OBJECTIVE »
Work through the data and report how many lines include the string "突破技术限制", giving the number alone.

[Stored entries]
········
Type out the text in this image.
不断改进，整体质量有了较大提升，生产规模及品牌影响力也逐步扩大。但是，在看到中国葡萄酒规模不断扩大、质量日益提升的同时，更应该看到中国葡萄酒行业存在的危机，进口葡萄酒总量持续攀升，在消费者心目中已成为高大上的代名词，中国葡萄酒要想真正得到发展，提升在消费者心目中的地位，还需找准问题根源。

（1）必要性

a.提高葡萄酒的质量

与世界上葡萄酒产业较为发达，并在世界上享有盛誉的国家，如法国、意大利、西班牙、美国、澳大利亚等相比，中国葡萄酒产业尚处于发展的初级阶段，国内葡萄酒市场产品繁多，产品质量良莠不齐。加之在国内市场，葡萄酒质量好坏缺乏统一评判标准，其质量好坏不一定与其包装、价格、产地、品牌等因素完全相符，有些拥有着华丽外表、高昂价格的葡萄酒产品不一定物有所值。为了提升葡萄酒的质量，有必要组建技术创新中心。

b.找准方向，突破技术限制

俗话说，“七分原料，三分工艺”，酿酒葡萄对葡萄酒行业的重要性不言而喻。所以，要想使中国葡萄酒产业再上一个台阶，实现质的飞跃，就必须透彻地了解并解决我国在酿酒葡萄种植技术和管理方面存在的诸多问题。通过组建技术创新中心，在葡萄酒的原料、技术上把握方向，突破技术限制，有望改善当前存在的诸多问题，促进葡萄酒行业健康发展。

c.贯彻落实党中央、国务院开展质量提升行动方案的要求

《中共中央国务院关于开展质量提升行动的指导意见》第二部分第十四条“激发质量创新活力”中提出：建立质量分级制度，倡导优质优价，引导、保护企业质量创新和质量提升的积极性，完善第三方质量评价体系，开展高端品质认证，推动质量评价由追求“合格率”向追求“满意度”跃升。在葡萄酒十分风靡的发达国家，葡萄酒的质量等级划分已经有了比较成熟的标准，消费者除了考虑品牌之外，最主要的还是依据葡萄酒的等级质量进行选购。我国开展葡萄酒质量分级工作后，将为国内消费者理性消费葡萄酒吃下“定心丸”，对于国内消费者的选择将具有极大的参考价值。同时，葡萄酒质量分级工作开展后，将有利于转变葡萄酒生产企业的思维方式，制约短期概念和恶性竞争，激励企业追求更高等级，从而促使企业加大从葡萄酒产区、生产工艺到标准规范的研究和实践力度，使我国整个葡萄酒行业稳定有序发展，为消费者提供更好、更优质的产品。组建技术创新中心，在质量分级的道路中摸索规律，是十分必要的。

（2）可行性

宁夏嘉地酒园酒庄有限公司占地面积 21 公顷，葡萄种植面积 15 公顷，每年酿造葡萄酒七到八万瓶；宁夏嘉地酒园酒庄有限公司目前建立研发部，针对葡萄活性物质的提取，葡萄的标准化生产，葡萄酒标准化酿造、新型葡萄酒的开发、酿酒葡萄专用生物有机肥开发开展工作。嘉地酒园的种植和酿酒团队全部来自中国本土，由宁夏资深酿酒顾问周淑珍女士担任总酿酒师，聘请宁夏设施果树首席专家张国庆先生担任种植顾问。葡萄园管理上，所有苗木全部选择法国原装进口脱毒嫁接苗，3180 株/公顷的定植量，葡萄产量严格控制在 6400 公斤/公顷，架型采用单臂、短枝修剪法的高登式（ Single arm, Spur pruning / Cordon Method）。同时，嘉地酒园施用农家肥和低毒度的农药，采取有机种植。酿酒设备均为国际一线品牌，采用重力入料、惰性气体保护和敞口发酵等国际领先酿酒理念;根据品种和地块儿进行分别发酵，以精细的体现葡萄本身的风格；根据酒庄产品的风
········
SOLUTION TO THIS PROBLEM »
2